+++ Data shown +++

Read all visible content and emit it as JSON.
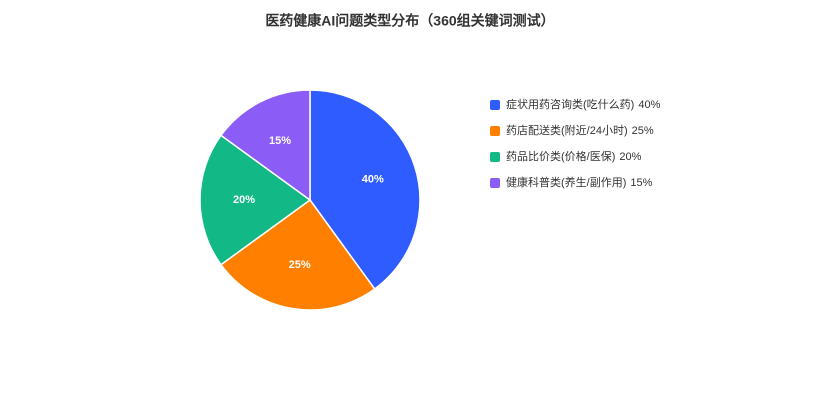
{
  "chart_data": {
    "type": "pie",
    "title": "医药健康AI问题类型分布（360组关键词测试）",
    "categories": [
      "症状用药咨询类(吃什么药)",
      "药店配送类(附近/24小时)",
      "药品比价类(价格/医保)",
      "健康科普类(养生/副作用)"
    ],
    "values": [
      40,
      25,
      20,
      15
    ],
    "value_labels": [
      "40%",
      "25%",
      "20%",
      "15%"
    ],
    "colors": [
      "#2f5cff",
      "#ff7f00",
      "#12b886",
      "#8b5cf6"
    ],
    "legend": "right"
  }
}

+++
+++ Data shown +++

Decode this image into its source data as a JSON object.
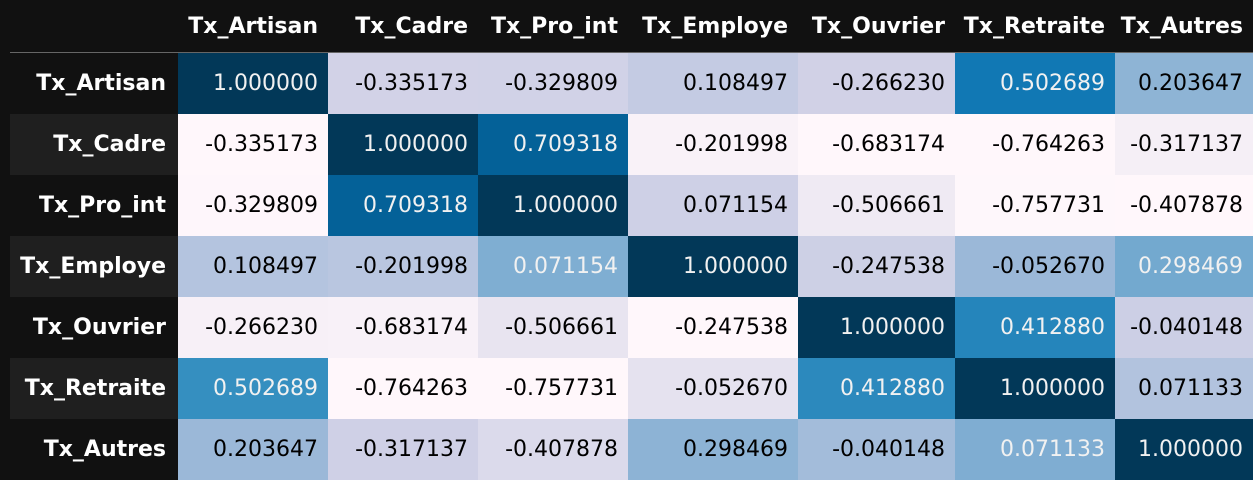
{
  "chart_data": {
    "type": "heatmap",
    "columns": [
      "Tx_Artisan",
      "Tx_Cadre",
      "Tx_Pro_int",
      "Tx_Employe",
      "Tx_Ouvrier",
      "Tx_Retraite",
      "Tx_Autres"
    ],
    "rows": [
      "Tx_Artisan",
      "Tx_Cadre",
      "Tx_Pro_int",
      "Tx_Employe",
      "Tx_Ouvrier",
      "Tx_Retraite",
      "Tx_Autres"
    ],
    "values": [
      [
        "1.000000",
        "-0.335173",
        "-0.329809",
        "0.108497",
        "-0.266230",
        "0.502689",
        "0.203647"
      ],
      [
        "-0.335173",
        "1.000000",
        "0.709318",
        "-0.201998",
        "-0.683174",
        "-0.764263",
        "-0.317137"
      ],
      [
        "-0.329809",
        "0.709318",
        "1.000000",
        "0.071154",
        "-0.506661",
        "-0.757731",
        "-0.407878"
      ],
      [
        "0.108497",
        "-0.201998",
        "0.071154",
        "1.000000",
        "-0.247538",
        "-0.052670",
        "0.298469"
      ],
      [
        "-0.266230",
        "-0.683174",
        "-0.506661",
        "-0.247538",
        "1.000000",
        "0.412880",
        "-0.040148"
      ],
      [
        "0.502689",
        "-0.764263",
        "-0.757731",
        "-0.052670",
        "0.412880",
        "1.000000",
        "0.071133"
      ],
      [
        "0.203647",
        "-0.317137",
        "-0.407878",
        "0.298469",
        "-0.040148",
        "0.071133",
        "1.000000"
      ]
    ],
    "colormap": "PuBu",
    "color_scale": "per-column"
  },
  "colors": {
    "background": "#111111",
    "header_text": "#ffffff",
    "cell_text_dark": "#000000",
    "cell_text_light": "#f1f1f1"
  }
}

+++

To do: Only a number is wanted: how many lines contain the word "JSON"?

Result of the exercise: 2